#### PASSAGE TO READ
┌──
The NPCRC awards grants to investigators conducting research projects aimed at relieving suffering and achieving the best possible quality of life for patients living with serious illness and their caregivers. The Pilot Project Support Grants are designed for mid-senior investigators to help them develop pilot data for larger externally funded research projects. The Junior Faculty Career Development Awards are designed to provide funding to promising junior investigators to protect their time for research.
In a collaborative parallel initiative with the NPCRC, the American Cancer Society (ACS) also supports pilot projects in palliative care and cancer modeled on the NPCRC’s program. View the ACS Grantees.
Medical Director, Post Acute and Senior Services and Chief Division of Geriatric Medicine
Summa Health System
Dr. Allen, along with his co-investigator Dr. Steven Radwany, will conduct a randomized pilot study to determine the feasibility of a fully powered study to test the effectiveness of an in-home interdisciplinary care management intervention for improving global measures of quality palliative care in new enrollees into Ohio’s community-based long-term care Medicaid waiver program, PASSPORT.
Instructor of Medicine, Harvard Medical School
Hebrew SeniorLife
Dr. Givens will use quantitative and qualitative methods to study the mental health of family members of nursing home residents with advanced dementia. The goal of her work is to identify potentially modifiable aspects of the nursing home environment associated with better mental health outcomes.
Director, Psychiatry Programs
The Institute for Palliative Medicine at San Diego Hospice
Dr. Irwin will assess the feasibility of conducting a randomized, controlled, safety and efficacy trial of rapidly treating major depressive episodes with methylphenidate monotherapy in patients receiving hospice care.
└──
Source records
┌──
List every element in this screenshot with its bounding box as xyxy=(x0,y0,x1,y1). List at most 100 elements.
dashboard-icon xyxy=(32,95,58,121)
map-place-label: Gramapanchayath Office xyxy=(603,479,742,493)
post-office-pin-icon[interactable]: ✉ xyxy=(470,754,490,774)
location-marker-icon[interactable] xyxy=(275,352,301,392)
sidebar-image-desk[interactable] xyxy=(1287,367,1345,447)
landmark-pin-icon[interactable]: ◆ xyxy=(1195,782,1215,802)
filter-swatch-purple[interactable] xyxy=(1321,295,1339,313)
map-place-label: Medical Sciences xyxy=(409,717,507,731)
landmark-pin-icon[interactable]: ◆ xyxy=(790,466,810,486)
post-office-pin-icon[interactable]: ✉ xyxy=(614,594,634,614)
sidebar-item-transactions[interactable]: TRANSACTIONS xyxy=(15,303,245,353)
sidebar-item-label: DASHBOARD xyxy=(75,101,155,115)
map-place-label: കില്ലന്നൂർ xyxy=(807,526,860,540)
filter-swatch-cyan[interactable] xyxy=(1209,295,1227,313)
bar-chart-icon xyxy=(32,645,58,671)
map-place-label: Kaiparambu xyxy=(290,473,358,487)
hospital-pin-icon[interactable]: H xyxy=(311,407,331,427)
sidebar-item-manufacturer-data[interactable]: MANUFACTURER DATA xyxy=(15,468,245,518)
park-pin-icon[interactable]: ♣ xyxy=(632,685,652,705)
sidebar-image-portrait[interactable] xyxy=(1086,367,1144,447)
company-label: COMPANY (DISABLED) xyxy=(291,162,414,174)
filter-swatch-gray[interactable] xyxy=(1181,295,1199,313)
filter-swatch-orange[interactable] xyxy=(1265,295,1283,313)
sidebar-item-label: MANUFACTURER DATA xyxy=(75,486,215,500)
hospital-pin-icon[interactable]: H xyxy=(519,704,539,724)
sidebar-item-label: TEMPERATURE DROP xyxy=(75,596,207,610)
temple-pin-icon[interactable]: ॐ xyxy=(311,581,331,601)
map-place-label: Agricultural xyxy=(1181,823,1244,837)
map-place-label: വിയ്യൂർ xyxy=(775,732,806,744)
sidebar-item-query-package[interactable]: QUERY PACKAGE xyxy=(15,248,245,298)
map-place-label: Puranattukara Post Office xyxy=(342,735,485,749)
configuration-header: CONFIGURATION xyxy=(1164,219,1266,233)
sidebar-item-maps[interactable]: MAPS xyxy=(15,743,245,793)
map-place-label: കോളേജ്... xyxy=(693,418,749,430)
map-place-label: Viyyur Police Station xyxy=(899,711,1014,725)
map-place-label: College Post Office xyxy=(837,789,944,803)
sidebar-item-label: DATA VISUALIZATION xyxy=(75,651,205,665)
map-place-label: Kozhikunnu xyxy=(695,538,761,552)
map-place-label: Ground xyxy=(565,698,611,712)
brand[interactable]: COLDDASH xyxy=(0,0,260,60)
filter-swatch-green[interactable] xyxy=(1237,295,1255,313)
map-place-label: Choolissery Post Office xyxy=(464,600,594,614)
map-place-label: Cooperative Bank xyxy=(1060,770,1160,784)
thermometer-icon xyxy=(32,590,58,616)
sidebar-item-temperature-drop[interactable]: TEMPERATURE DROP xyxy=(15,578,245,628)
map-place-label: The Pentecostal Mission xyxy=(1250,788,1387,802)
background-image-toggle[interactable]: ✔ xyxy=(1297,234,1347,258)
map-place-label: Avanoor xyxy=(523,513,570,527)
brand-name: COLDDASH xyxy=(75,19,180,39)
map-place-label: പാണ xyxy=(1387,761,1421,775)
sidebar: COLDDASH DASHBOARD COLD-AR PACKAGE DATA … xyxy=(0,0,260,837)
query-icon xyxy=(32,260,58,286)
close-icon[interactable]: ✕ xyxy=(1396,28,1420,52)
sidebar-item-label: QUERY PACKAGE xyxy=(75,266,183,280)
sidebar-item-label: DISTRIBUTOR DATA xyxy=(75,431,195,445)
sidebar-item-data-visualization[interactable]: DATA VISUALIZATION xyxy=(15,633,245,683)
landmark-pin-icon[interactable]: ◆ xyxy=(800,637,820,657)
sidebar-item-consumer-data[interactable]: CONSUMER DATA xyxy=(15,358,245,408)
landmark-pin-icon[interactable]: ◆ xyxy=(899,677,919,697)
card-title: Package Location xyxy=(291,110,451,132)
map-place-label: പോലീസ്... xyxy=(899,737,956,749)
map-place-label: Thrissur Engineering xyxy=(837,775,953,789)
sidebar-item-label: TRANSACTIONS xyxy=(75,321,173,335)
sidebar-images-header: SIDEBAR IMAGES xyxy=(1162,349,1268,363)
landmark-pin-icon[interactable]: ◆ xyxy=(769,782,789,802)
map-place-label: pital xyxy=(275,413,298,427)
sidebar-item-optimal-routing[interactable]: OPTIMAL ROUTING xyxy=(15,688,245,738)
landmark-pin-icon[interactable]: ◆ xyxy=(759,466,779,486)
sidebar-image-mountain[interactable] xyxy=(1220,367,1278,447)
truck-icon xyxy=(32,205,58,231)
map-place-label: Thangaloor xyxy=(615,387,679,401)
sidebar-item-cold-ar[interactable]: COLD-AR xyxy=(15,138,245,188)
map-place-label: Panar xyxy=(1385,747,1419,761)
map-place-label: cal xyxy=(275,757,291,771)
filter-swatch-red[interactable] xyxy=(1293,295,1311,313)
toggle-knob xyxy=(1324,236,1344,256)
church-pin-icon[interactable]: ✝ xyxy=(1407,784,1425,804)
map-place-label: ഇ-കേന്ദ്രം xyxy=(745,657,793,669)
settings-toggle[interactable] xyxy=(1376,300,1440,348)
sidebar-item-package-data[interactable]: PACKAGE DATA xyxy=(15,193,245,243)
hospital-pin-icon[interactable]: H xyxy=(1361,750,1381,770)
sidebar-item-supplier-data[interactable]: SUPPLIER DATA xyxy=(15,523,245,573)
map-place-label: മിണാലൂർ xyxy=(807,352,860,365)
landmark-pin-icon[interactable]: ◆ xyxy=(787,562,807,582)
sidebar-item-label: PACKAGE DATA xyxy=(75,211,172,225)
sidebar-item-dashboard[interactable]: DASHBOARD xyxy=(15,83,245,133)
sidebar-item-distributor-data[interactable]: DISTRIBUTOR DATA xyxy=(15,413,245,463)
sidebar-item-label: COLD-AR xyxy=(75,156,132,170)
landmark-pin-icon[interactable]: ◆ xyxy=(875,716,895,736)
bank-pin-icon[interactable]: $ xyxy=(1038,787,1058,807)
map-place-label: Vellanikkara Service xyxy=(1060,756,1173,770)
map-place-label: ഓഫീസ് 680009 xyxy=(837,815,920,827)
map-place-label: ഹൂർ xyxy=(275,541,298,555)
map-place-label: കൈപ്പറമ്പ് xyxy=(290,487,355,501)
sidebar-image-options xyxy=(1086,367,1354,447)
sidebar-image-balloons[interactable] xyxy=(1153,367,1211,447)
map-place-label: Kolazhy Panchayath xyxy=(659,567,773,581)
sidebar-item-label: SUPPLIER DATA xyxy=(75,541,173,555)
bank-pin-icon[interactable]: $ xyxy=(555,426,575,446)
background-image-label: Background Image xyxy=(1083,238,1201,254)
└──
#### REQUIRED WORK
(A) Answer these questions about the NPCRC grants text:
(i) What are the Pilot Project Support Grants meant to help mid-senior investigators do?
(ii) What is the name of the Ohio Medicaid waiver program whose new enrollees Dr. Allen's pilot study targets?
(iii) With what medication will Dr. Irwin's proposed trial treat major depressive episodes?
(B) Write the next part of the NPCRC grants text, picking up after its final sentence.

#### ANSWERS FOR EACH ITEM
(A)
(i) Develop pilot data for larger externally funded research projects.
(ii) PASSPORT.
(iii) Methylphenidate monotherapy.

(B)
Assistant Professor of Pediatrics, Harvard Medical School
Dana-Farber Cancer Institute and Children's Hospital Boston
Dr. Mack will evaluate the relationship between hope and prognostic disclosure among parents of children with advanced cancer. She will assess the ways physicians address prognosis and hope in their communication with parents, the meanings parents ascribe to hope, and how the interplay between hope and prognosis communication affects end-of-life decision-making.
Assistant Professor of Medicine
University of Texas Southern Western
Dr. Rhodes will examine and describe racial differences in the perception of the quality of hospice care by examining hospice-level variability associated with African American perceptions of the quality of hospice services and to identify processes of care that can reduce these disparities.
Assistant Professor of Medicine
University of California, San Francisco
Dr. Smith will investigate factors associated with emergency department use at the end of life, and using direct observation, examine communication around goals of care for seriously ill elders seen in the emergency department.